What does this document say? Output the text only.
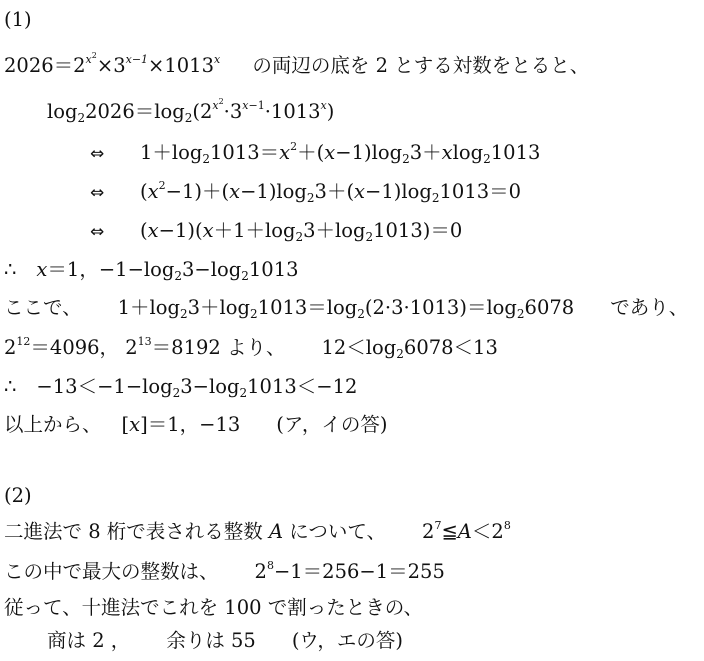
(1)
$2026=2^{x^2}\times 3^{x-1}\times 1013^x$ の両辺の底を 2 とする対数をとると、
$\log_22026=\log_2(2^{x^2}\cdot 3^{x-1}\cdot 1013^x)$
⇔ $1+\log_21013=x^2+(x-1)\log_23+xlog_21013$
⇔ $(x^2-1)+(x-1)\log_23+(x-1)\log_21013=0$
⇔ $(x-1)(x+1+\log_23+\log_21013)=0$
∴ x＝1，$-1-\log_23-\log_21013$
ここで、 $1+\log_23+\log_21013=\log_2(2\cdot 3\cdot 1013)=\log_26078$ であり、
$2^{12}=4096$， $2^{13}=8192$ より、 $12<\log_26078<13$
∴ $-13<-1-\log_23-\log_21013<-12$
以上から、 [x]＝1，−13 (ア，イの答)
(2)
二進法で 8 桁で表される整数 A について、 $2^7≦A<2^8$
この中で最大の整数は、 $2^8-1=256-1=255$
従って、十進法でこれを 100 で割ったときの、
商は 2 ， 余りは 55 (ウ，エの答)
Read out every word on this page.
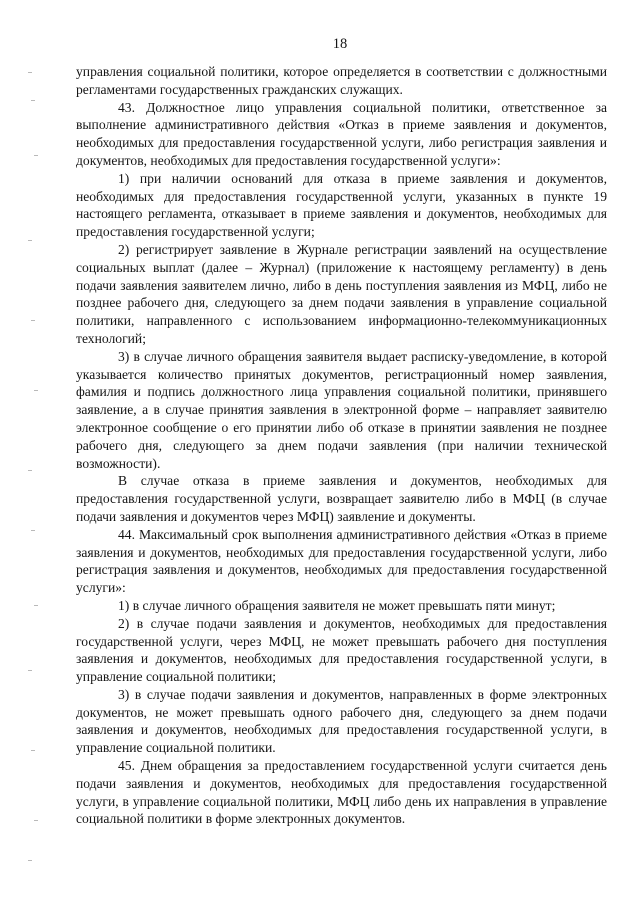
18

управления социальной политики, которое определяется в соответствии с должностными регламентами государственных гражданских служащих.

43. Должностное лицо управления социальной политики, ответственное за выполнение административного действия «Отказ в приеме заявления и документов, необходимых для предоставления государственной услуги, либо регистрация заявления и документов, необходимых для предоставления государственной услуги»:

1) при наличии оснований для отказа в приеме заявления и документов, необходимых для предоставления государственной услуги, указанных в пункте 19 настоящего регламента, отказывает в приеме заявления и документов, необходимых для предоставления государственной услуги;

2) регистрирует заявление в Журнале регистрации заявлений на осуществление социальных выплат (далее – Журнал) (приложение к настоящему регламенту) в день подачи заявления заявителем лично, либо в день поступления заявления из МФЦ, либо не позднее рабочего дня, следующего за днем подачи заявления в управление социальной политики, направленного с использованием информационно-телекоммуникационных технологий;

3) в случае личного обращения заявителя выдает расписку-уведомление, в которой указывается количество принятых документов, регистрационный номер заявления, фамилия и подпись должностного лица управления социальной политики, принявшего заявление, а в случае принятия заявления в электронной форме – направляет заявителю электронное сообщение о его принятии либо об отказе в принятии заявления не позднее рабочего дня, следующего за днем подачи заявления (при наличии технической возможности).

В случае отказа в приеме заявления и документов, необходимых для предоставления государственной услуги, возвращает заявителю либо в МФЦ (в случае подачи заявления и документов через МФЦ) заявление и документы.

44. Максимальный срок выполнения административного действия «Отказ в приеме заявления и документов, необходимых для предоставления государственной услуги, либо регистрация заявления и документов, необходимых для предоставления государственной услуги»:

1) в случае личного обращения заявителя не может превышать пяти минут;

2) в случае подачи заявления и документов, необходимых для предоставления государственной услуги, через МФЦ, не может превышать рабочего дня поступления заявления и документов, необходимых для предоставления государственной услуги, в управление социальной политики;

3) в случае подачи заявления и документов, направленных в форме электронных документов, не может превышать одного рабочего дня, следующего за днем подачи заявления и документов, необходимых для предоставления государственной услуги, в управление социальной политики.

45. Днем обращения за предоставлением государственной услуги считается день подачи заявления и документов, необходимых для предоставления государственной услуги, в управление социальной политики, МФЦ либо день их направления в управление социальной политики в форме электронных документов.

+ + + +

- [TO DO]: Each line that holds the word "поступления" should be extracted from the records.

- [RESPONSE BELOW]:
2) регистрирует заявление в Журнале регистрации заявлений на осуществление социальных выплат (далее – Журнал) (приложение к настоящему регламенту) в день подачи заявления заявителем лично, либо в день поступления заявления из МФЦ, либо не позднее рабочего дня, следующего за днем подачи заявления в управление социальной политики, направленного с использованием информационно-телекоммуникационных технологий;
2) в случае подачи заявления и документов, необходимых для предоставления государственной услуги, через МФЦ, не может превышать рабочего дня поступления заявления и документов, необходимых для предоставления государственной услуги, в управление социальной политики;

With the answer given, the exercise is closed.